● **Records of labeled boxes**
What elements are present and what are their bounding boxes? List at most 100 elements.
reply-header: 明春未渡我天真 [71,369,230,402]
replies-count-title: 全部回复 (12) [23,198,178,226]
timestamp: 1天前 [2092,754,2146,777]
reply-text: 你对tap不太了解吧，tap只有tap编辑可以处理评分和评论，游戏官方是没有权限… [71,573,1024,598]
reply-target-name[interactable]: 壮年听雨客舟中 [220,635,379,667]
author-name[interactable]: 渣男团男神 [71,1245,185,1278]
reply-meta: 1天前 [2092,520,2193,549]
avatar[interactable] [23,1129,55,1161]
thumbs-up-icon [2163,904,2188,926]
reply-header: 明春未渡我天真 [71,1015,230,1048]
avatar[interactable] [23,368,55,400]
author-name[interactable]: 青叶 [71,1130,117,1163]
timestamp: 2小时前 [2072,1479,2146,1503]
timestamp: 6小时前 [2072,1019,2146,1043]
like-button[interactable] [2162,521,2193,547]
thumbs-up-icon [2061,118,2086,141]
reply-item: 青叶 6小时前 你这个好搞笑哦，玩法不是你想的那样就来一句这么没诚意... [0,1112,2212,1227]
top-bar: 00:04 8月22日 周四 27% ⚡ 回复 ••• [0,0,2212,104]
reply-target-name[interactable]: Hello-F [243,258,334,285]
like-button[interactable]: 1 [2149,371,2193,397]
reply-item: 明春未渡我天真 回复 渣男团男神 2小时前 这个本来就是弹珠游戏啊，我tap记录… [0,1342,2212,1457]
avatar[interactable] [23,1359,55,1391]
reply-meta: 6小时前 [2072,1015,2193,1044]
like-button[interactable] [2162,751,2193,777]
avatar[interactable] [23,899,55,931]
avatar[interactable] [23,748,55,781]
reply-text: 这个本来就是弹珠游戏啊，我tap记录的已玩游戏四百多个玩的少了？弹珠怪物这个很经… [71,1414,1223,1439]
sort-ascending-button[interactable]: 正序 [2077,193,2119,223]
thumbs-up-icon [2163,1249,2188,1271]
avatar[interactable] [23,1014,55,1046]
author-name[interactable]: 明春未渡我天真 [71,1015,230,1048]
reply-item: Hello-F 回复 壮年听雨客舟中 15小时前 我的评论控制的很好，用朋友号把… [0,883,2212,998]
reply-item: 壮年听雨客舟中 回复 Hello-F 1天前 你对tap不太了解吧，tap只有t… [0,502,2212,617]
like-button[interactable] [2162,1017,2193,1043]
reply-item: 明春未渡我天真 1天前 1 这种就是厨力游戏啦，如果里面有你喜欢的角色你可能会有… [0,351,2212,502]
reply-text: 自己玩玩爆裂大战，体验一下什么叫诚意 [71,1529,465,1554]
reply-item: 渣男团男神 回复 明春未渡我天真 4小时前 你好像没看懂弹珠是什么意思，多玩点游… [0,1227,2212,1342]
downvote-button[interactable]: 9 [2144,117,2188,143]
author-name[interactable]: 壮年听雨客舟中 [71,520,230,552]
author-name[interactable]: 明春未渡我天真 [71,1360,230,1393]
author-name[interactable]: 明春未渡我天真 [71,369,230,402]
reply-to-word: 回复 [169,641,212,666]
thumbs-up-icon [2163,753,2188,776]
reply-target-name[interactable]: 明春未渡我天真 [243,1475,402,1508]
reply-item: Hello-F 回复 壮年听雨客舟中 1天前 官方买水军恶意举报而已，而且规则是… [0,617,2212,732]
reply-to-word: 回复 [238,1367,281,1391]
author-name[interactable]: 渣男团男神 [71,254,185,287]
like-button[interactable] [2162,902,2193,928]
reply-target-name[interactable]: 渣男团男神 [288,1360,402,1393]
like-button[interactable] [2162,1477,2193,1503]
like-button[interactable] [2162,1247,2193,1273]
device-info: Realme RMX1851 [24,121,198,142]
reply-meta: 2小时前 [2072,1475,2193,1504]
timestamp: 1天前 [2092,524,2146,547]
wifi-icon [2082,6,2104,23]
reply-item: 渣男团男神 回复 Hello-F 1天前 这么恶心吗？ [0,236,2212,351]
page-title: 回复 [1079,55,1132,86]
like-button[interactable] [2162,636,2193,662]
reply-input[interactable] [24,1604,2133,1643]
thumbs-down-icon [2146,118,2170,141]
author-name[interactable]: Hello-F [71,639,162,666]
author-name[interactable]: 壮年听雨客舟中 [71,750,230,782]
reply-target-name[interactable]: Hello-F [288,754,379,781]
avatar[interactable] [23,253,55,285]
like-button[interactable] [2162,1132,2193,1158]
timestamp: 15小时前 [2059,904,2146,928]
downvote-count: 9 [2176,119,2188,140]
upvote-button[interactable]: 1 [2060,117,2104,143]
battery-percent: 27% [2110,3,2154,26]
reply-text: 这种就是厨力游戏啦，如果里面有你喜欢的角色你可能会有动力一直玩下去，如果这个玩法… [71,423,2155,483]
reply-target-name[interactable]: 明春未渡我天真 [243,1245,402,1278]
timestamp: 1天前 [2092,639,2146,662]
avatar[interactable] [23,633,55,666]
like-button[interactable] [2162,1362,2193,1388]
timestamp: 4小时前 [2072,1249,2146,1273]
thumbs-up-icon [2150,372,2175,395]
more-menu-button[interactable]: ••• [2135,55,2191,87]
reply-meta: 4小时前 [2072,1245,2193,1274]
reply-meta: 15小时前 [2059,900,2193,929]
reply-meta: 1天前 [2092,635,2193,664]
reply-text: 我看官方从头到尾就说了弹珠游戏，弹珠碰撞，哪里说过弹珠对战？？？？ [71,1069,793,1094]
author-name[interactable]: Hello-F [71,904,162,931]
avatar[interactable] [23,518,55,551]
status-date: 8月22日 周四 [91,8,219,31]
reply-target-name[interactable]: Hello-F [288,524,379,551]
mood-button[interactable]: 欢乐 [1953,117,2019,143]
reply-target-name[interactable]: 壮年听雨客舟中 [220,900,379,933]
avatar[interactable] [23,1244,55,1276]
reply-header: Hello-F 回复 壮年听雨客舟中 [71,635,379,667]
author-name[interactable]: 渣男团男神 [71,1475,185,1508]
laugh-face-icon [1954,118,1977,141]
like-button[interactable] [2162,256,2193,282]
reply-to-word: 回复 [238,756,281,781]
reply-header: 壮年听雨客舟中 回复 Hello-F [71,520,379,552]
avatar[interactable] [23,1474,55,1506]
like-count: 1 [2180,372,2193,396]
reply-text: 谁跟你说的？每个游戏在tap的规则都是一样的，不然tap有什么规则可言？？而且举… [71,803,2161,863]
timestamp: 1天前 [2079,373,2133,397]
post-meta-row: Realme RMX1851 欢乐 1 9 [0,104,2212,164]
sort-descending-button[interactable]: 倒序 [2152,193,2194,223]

● **WHAT IS REQUIRED**
Reproduce every line of the listing above without altering a single character.

● **EXERCISE OUTPUT**
What elements are present and what are their bounding boxes? List at most 100 elements.
reply-header: 明春未渡我天真 [71,369,230,402]
replies-count-title: 全部回复 (12) [23,198,178,226]
timestamp: 1天前 [2092,754,2146,777]
reply-text: 你对tap不太了解吧，tap只有tap编辑可以处理评分和评论，游戏官方是没有权限… [71,573,1024,598]
reply-target-name[interactable]: 壮年听雨客舟中 [220,635,379,667]
author-name[interactable]: 渣男团男神 [71,1245,185,1278]
reply-meta: 1天前 [2092,520,2193,549]
avatar[interactable] [23,1129,55,1161]
thumbs-up-icon [2163,904,2188,926]
reply-header: 明春未渡我天真 [71,1015,230,1048]
avatar[interactable] [23,368,55,400]
author-name[interactable]: 青叶 [71,1130,117,1163]
timestamp: 2小时前 [2072,1479,2146,1503]
timestamp: 6小时前 [2072,1019,2146,1043]
like-button[interactable] [2162,521,2193,547]
thumbs-up-icon [2061,118,2086,141]
reply-item: 青叶 6小时前 你这个好搞笑哦，玩法不是你想的那样就来一句这么没诚意... [0,1112,2212,1227]
top-bar: 00:04 8月22日 周四 27% ⚡ 回复 ••• [0,0,2212,104]
reply-target-name[interactable]: Hello-F [243,258,334,285]
like-button[interactable]: 1 [2149,371,2193,397]
reply-item: 明春未渡我天真 回复 渣男团男神 2小时前 这个本来就是弹珠游戏啊，我tap记录… [0,1342,2212,1457]
avatar[interactable] [23,1359,55,1391]
reply-meta: 6小时前 [2072,1015,2193,1044]
like-button[interactable] [2162,751,2193,777]
avatar[interactable] [23,899,55,931]
avatar[interactable] [23,748,55,781]
reply-text: 这个本来就是弹珠游戏啊，我tap记录的已玩游戏四百多个玩的少了？弹珠怪物这个很经… [71,1414,1223,1439]
sort-ascending-button[interactable]: 正序 [2077,193,2119,223]
thumbs-up-icon [2163,1249,2188,1271]
avatar[interactable] [23,1014,55,1046]
author-name[interactable]: 明春未渡我天真 [71,1015,230,1048]
reply-item: Hello-F 回复 壮年听雨客舟中 15小时前 我的评论控制的很好，用朋友号把… [0,883,2212,998]
reply-item: 壮年听雨客舟中 回复 Hello-F 1天前 你对tap不太了解吧，tap只有t… [0,502,2212,617]
like-button[interactable] [2162,1017,2193,1043]
reply-item: 明春未渡我天真 1天前 1 这种就是厨力游戏啦，如果里面有你喜欢的角色你可能会有… [0,351,2212,502]
reply-text: 自己玩玩爆裂大战，体验一下什么叫诚意 [71,1529,465,1554]
reply-item: 渣男团男神 回复 明春未渡我天真 4小时前 你好像没看懂弹珠是什么意思，多玩点游… [0,1227,2212,1342]
downvote-button[interactable]: 9 [2144,117,2188,143]
author-name[interactable]: 壮年听雨客舟中 [71,520,230,552]
author-name[interactable]: 明春未渡我天真 [71,1360,230,1393]
author-name[interactable]: 明春未渡我天真 [71,369,230,402]
reply-to-word: 回复 [169,641,212,666]
thumbs-up-icon [2163,753,2188,776]
reply-target-name[interactable]: 明春未渡我天真 [243,1475,402,1508]
reply-item: Hello-F 回复 壮年听雨客舟中 1天前 官方买水军恶意举报而已，而且规则是… [0,617,2212,732]
reply-to-word: 回复 [238,1367,281,1391]
author-name[interactable]: 渣男团男神 [71,254,185,287]
like-button[interactable] [2162,902,2193,928]
reply-target-name[interactable]: 渣男团男神 [288,1360,402,1393]
like-button[interactable] [2162,1477,2193,1503]
like-button[interactable] [2162,1247,2193,1273]
device-info: Realme RMX1851 [24,121,198,142]
reply-meta: 2小时前 [2072,1475,2193,1504]
timestamp: 1天前 [2092,524,2146,547]
wifi-icon [2082,6,2104,23]
reply-item: 渣男团男神 回复 Hello-F 1天前 这么恶心吗？ [0,236,2212,351]
page-title: 回复 [1079,55,1132,86]
like-button[interactable] [2162,636,2193,662]
reply-input[interactable] [24,1604,2133,1643]
thumbs-down-icon [2146,118,2170,141]
author-name[interactable]: Hello-F [71,639,162,666]
author-name[interactable]: 壮年听雨客舟中 [71,750,230,782]
reply-target-name[interactable]: Hello-F [288,754,379,781]
avatar[interactable] [23,253,55,285]
like-button[interactable] [2162,1132,2193,1158]
timestamp: 15小时前 [2059,904,2146,928]
downvote-count: 9 [2176,119,2188,140]
upvote-button[interactable]: 1 [2060,117,2104,143]
battery-percent: 27% [2110,3,2154,26]
reply-text: 这种就是厨力游戏啦，如果里面有你喜欢的角色你可能会有动力一直玩下去，如果这个玩法… [71,423,2155,483]
reply-target-name[interactable]: 明春未渡我天真 [243,1245,402,1278]
timestamp: 1天前 [2092,639,2146,662]
avatar[interactable] [23,633,55,666]
like-button[interactable] [2162,1362,2193,1388]
timestamp: 4小时前 [2072,1249,2146,1273]
thumbs-up-icon [2150,372,2175,395]
more-menu-button[interactable]: ••• [2135,55,2191,87]
reply-meta: 4小时前 [2072,1245,2193,1274]
reply-meta: 15小时前 [2059,900,2193,929]
reply-meta: 1天前 [2092,635,2193,664]
reply-text: 我看官方从头到尾就说了弹珠游戏，弹珠碰撞，哪里说过弹珠对战？？？？ [71,1069,793,1094]
author-name[interactable]: Hello-F [71,904,162,931]
avatar[interactable] [23,518,55,551]
status-date: 8月22日 周四 [91,8,219,31]
reply-target-name[interactable]: Hello-F [288,524,379,551]
mood-button[interactable]: 欢乐 [1953,117,2019,143]
reply-target-name[interactable]: 壮年听雨客舟中 [220,900,379,933]
avatar[interactable] [23,1244,55,1276]
reply-header: Hello-F 回复 壮年听雨客舟中 [71,635,379,667]
author-name[interactable]: 渣男团男神 [71,1475,185,1508]
laugh-face-icon [1954,118,1977,141]
like-button[interactable] [2162,256,2193,282]
reply-to-word: 回复 [238,756,281,781]
reply-header: 壮年听雨客舟中 回复 Hello-F [71,520,379,552]
avatar[interactable] [23,1474,55,1506]
like-count: 1 [2180,372,2193,396]
reply-text: 谁跟你说的？每个游戏在tap的规则都是一样的，不然tap有什么规则可言？？而且举… [71,803,2161,863]
timestamp: 1天前 [2079,373,2133,397]
post-meta-row: Realme RMX1851 欢乐 1 9 [0,104,2212,164]
sort-descending-button[interactable]: 倒序 [2152,193,2194,223]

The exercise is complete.